(Visual layout annotation data)
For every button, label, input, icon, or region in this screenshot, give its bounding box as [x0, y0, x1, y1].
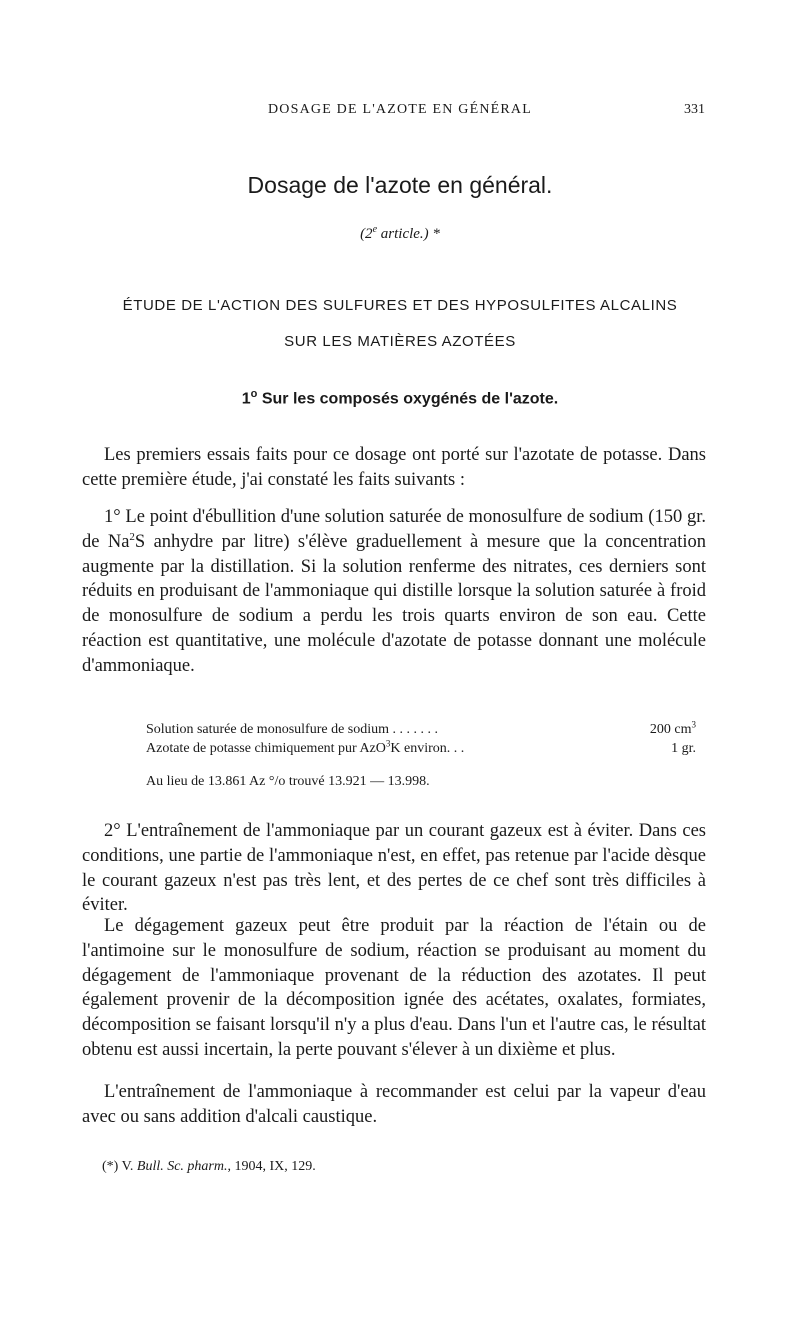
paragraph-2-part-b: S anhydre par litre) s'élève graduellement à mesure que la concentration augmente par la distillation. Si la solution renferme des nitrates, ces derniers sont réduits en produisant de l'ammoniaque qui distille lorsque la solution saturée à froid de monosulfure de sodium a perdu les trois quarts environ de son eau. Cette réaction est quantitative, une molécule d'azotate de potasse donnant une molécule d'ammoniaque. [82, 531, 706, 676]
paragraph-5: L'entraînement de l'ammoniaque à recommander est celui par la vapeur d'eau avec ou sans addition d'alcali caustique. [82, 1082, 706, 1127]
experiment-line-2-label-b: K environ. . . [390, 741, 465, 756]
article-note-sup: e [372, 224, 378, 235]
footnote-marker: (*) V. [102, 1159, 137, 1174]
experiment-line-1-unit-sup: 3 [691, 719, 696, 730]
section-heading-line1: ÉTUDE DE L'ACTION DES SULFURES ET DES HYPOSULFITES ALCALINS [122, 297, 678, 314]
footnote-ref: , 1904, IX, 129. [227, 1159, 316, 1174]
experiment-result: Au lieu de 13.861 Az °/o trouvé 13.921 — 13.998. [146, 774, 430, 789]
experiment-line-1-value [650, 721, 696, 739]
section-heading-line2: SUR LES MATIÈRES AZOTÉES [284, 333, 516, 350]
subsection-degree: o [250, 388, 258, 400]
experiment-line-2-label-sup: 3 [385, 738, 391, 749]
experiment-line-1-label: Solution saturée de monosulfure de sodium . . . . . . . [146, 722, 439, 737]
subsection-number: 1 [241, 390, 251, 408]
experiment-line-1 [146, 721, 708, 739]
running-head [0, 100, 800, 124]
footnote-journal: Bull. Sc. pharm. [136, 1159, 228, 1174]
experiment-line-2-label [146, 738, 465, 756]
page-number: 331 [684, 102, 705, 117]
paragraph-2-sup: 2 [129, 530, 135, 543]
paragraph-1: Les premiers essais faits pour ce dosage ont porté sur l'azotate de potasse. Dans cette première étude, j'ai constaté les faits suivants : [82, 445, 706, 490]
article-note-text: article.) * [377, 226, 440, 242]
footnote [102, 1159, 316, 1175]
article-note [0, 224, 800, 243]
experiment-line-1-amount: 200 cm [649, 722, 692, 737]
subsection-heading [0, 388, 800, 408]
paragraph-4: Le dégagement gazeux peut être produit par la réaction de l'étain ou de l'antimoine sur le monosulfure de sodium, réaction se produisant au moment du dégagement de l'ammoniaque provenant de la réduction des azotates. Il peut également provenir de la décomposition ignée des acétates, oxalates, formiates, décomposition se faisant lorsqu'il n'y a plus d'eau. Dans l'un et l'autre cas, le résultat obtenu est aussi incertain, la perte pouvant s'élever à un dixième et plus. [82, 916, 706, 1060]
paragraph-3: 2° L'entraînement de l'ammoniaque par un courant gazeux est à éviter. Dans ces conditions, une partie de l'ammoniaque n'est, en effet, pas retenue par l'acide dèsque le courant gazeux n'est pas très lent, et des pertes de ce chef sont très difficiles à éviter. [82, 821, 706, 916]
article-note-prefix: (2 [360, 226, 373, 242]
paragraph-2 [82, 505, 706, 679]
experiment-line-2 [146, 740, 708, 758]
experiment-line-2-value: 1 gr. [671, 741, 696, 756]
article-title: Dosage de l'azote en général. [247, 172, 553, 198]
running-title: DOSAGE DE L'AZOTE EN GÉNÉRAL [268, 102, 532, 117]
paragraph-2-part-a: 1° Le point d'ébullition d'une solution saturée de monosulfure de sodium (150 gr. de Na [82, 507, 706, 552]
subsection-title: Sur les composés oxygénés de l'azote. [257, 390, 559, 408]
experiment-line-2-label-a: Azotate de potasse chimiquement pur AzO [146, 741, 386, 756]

### Exercise objective
Retype all of the items above line for line without any changes, and leave the pictures out.

### Task response
For every button, label, input, icon, or region in this screenshot, give its bounding box as [x0, y0, x1, y1].
paragraph-2-part-b: S anhydre par litre) s'élève graduellement à mesure que la concentration augmente par la distillation. Si la solution renferme des nitrates, ces derniers sont réduits en produisant de l'ammoniaque qui distille lorsque la solution saturée à froid de monosulfure de sodium a perdu les trois quarts environ de son eau. Cette réaction est quantitative, une molécule d'azotate de potasse donnant une molécule d'ammoniaque. [82, 531, 706, 676]
paragraph-5: L'entraînement de l'ammoniaque à recommander est celui par la vapeur d'eau avec ou sans addition d'alcali caustique. [82, 1082, 706, 1127]
experiment-line-2-label-b: K environ. . . [390, 741, 465, 756]
article-note-sup: e [372, 224, 378, 235]
footnote-marker: (*) V. [102, 1159, 137, 1174]
experiment-line-1-unit-sup: 3 [691, 719, 696, 730]
section-heading-line1: ÉTUDE DE L'ACTION DES SULFURES ET DES HYPOSULFITES ALCALINS [122, 297, 678, 314]
footnote-ref: , 1904, IX, 129. [227, 1159, 316, 1174]
experiment-result: Au lieu de 13.861 Az °/o trouvé 13.921 — 13.998. [146, 774, 430, 789]
experiment-line-1-value [650, 721, 696, 739]
section-heading-line2: SUR LES MATIÈRES AZOTÉES [284, 333, 516, 350]
subsection-degree: o [250, 388, 258, 400]
experiment-line-2-label-sup: 3 [385, 738, 391, 749]
experiment-line-1-label: Solution saturée de monosulfure de sodium . . . . . . . [146, 722, 439, 737]
subsection-number: 1 [241, 390, 251, 408]
experiment-line-1 [146, 721, 708, 739]
running-head [0, 100, 800, 124]
footnote-journal: Bull. Sc. pharm. [136, 1159, 228, 1174]
experiment-line-2-label [146, 738, 465, 756]
page-number: 331 [684, 102, 705, 117]
paragraph-2-sup: 2 [129, 530, 135, 543]
paragraph-1: Les premiers essais faits pour ce dosage ont porté sur l'azotate de potasse. Dans cette première étude, j'ai constaté les faits suivants : [82, 445, 706, 490]
article-note-text: article.) * [377, 226, 440, 242]
footnote [102, 1159, 316, 1175]
article-note [0, 224, 800, 243]
experiment-line-1-amount: 200 cm [649, 722, 692, 737]
subsection-heading [0, 388, 800, 408]
paragraph-4: Le dégagement gazeux peut être produit par la réaction de l'étain ou de l'antimoine sur le monosulfure de sodium, réaction se produisant au moment du dégagement de l'ammoniaque provenant de la réduction des azotates. Il peut également provenir de la décomposition ignée des acétates, oxalates, formiates, décomposition se faisant lorsqu'il n'y a plus d'eau. Dans l'un et l'autre cas, le résultat obtenu est aussi incertain, la perte pouvant s'élever à un dixième et plus. [82, 916, 706, 1060]
paragraph-3: 2° L'entraînement de l'ammoniaque par un courant gazeux est à éviter. Dans ces conditions, une partie de l'ammoniaque n'est, en effet, pas retenue par l'acide dèsque le courant gazeux n'est pas très lent, et des pertes de ce chef sont très difficiles à éviter. [82, 821, 706, 916]
article-note-prefix: (2 [360, 226, 373, 242]
paragraph-2 [82, 505, 706, 679]
experiment-line-2 [146, 740, 708, 758]
experiment-line-2-value: 1 gr. [671, 741, 696, 756]
article-title: Dosage de l'azote en général. [247, 172, 553, 198]
running-title: DOSAGE DE L'AZOTE EN GÉNÉRAL [268, 102, 532, 117]
paragraph-2-part-a: 1° Le point d'ébullition d'une solution saturée de monosulfure de sodium (150 gr. de Na [82, 507, 706, 552]
subsection-title: Sur les composés oxygénés de l'azote. [257, 390, 559, 408]
experiment-line-2-label-a: Azotate de potasse chimiquement pur AzO [146, 741, 386, 756]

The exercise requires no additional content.